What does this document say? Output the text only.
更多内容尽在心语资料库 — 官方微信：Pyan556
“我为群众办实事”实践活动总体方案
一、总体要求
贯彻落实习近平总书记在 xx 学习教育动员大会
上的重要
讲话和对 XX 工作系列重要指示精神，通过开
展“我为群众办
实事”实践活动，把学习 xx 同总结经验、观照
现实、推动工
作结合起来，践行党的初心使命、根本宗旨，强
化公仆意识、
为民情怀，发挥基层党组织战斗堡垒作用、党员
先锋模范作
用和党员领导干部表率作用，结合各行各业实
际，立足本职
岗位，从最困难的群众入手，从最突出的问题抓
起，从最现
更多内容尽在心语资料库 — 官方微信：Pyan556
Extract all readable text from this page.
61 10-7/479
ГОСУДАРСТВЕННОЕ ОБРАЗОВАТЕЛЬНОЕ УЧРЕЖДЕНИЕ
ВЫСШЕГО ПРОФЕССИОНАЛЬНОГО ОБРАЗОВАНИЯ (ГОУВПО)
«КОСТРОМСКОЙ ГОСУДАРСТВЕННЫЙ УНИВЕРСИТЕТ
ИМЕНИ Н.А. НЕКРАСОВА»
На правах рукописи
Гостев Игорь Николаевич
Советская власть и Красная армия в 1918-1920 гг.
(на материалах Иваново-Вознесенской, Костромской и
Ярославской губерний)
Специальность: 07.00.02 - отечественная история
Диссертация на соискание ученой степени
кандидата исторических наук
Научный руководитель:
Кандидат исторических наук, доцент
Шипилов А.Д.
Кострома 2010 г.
-------------------------
(What you have to do)
Copy out all lines that carry the word "наук".

(Written answer)
кандидата исторических наук
Кандидат исторических наук, доцент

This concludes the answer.